## Begin

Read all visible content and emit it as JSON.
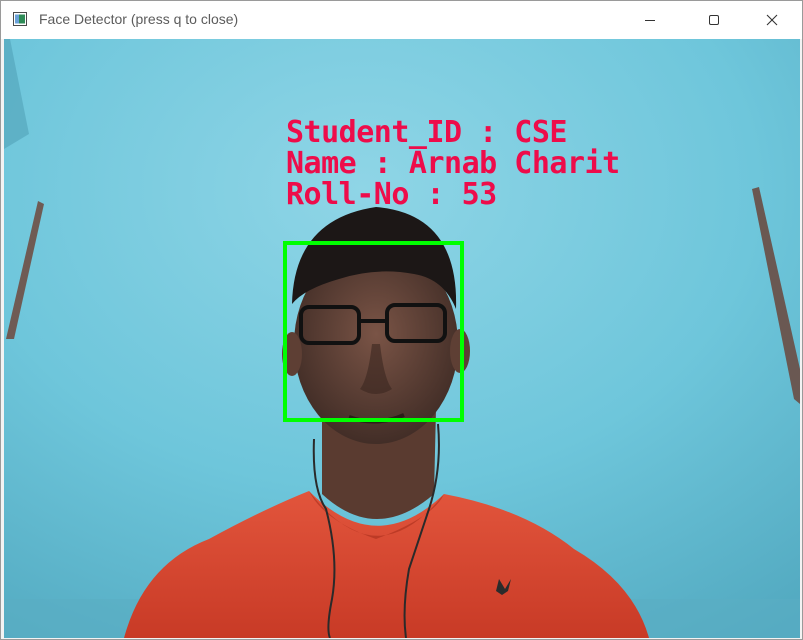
{
  "window": {
    "title": "Face Detector (press q to close)",
    "controls": {
      "minimize": "minimize-icon",
      "maximize": "maximize-icon",
      "close": "close-icon"
    }
  },
  "overlay": {
    "student_id": "Student_ID : CSE",
    "name": "Name : Arnab Charit",
    "roll_no": "Roll-No : 53",
    "text_color": "#ee0c4a"
  },
  "detection": {
    "box_color": "#00ff00",
    "box_label": "face-detection-box"
  }
}
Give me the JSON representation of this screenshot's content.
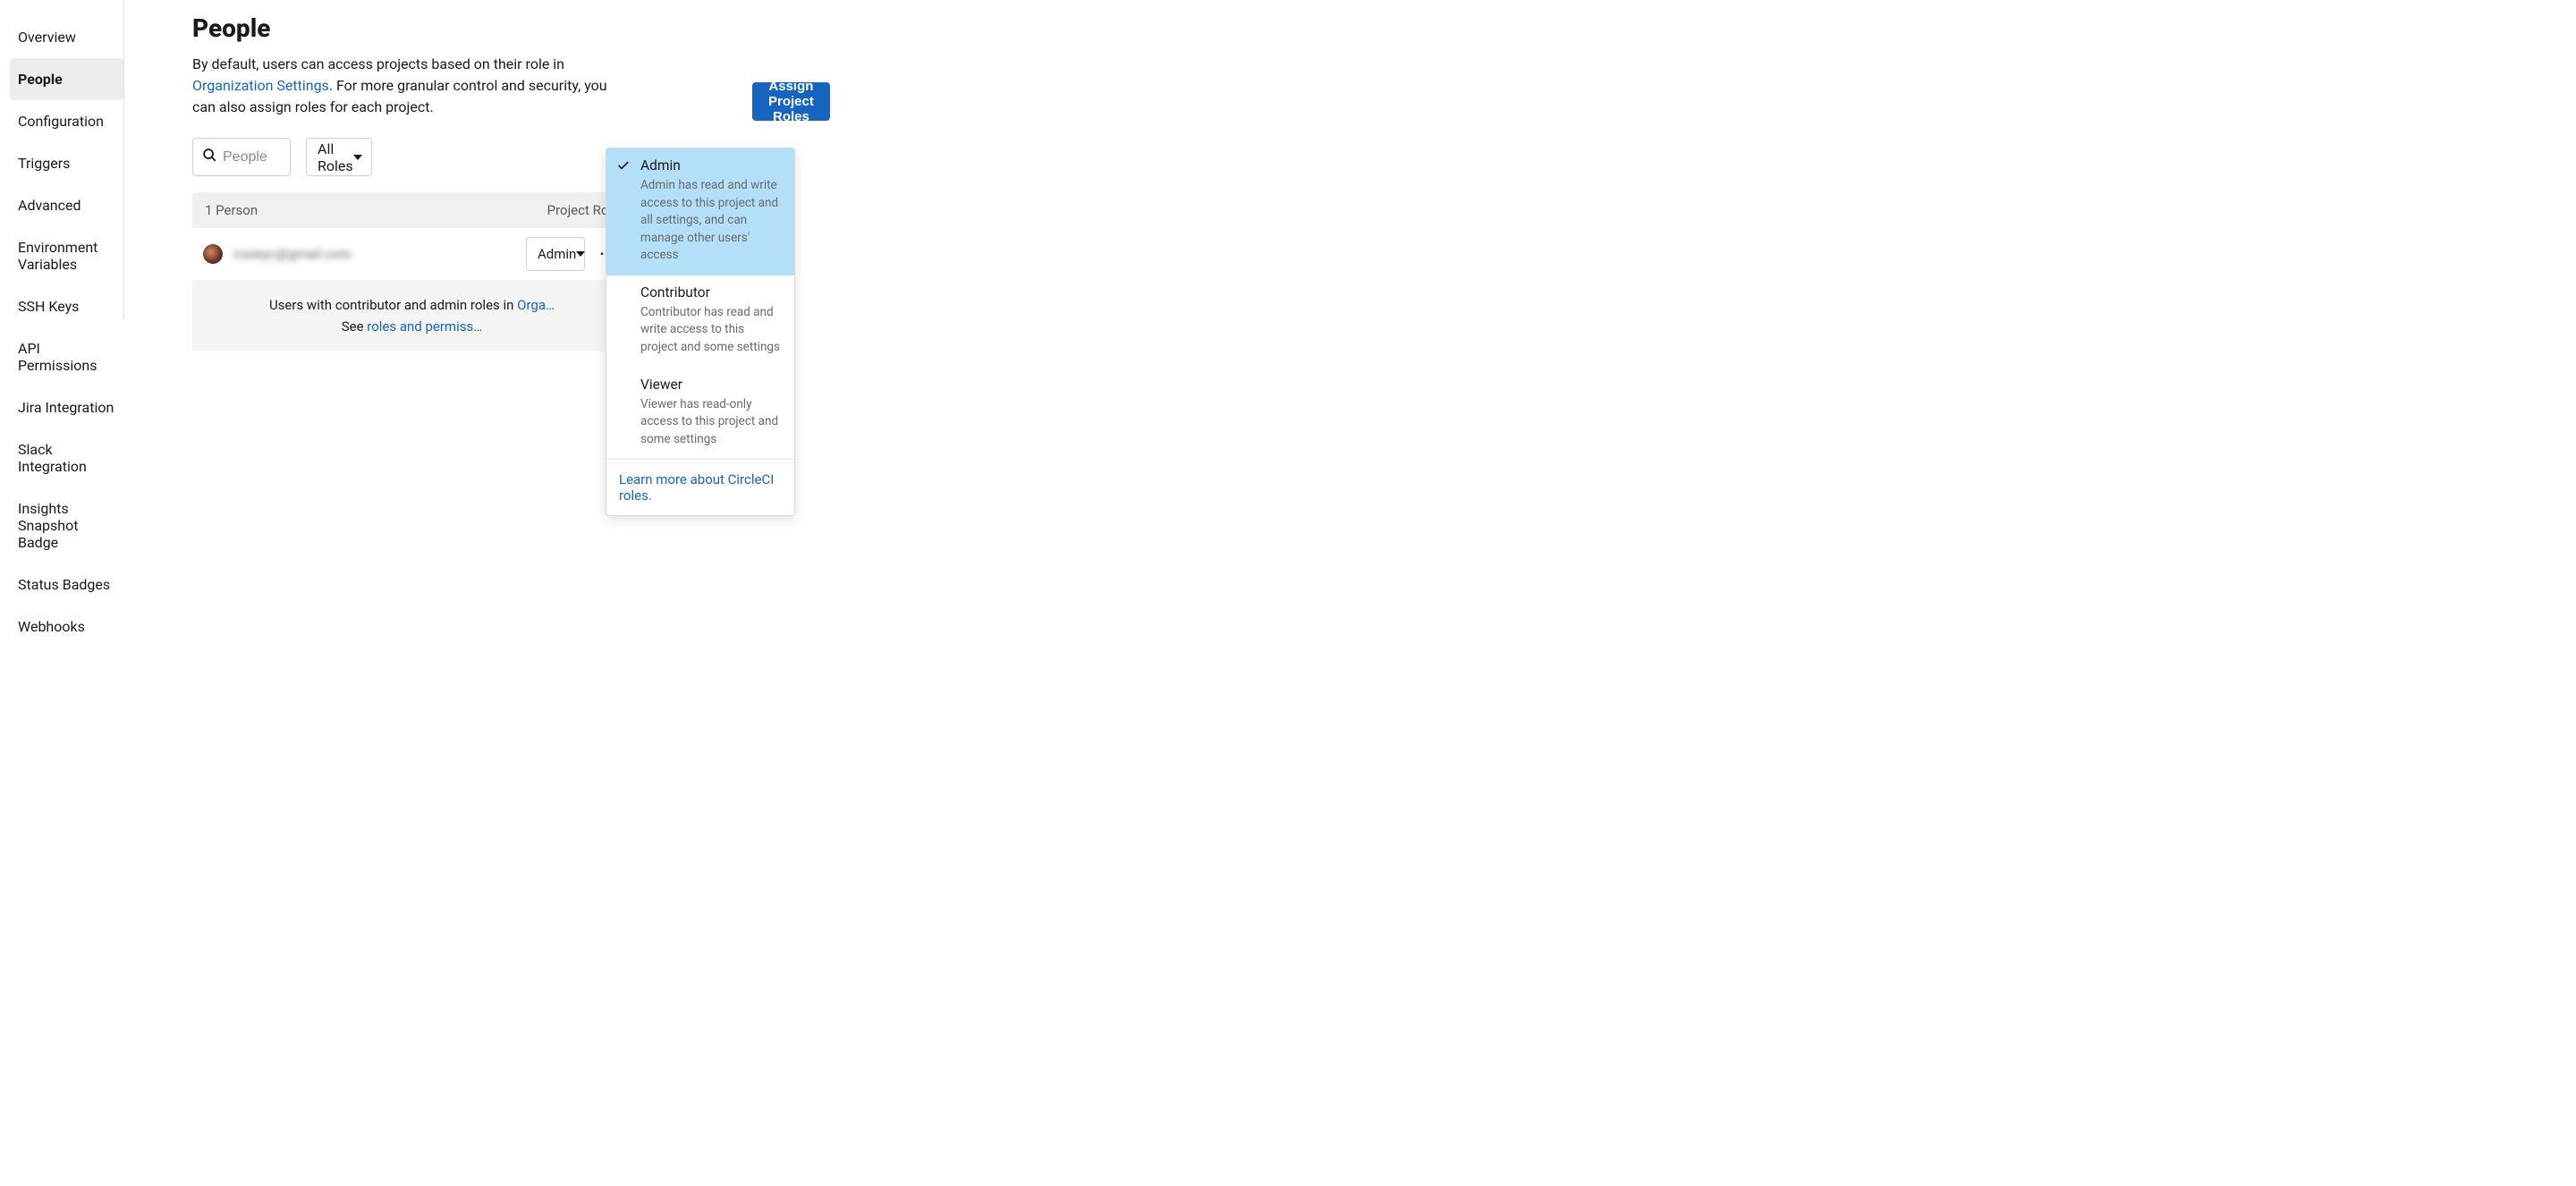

## End

Without the pictures, return the entries exactly as they appear.

### ANSWER FOR THE TASK:
Read all visible content and emit it as JSON.
{
  "window": {
    "title": "Face Detector (press q to close)",
    "controls": {
      "minimize": "minimize-icon",
      "maximize": "maximize-icon",
      "close": "close-icon"
    }
  },
  "overlay": {
    "student_id": "Student_ID : CSE",
    "name": "Name : Arnab Charit",
    "roll_no": "Roll-No : 53",
    "text_color": "#ee0c4a"
  },
  "detection": {
    "box_color": "#00ff00",
    "box_label": "face-detection-box"
  }
}
Give me the JSON representation of this screenshot's content.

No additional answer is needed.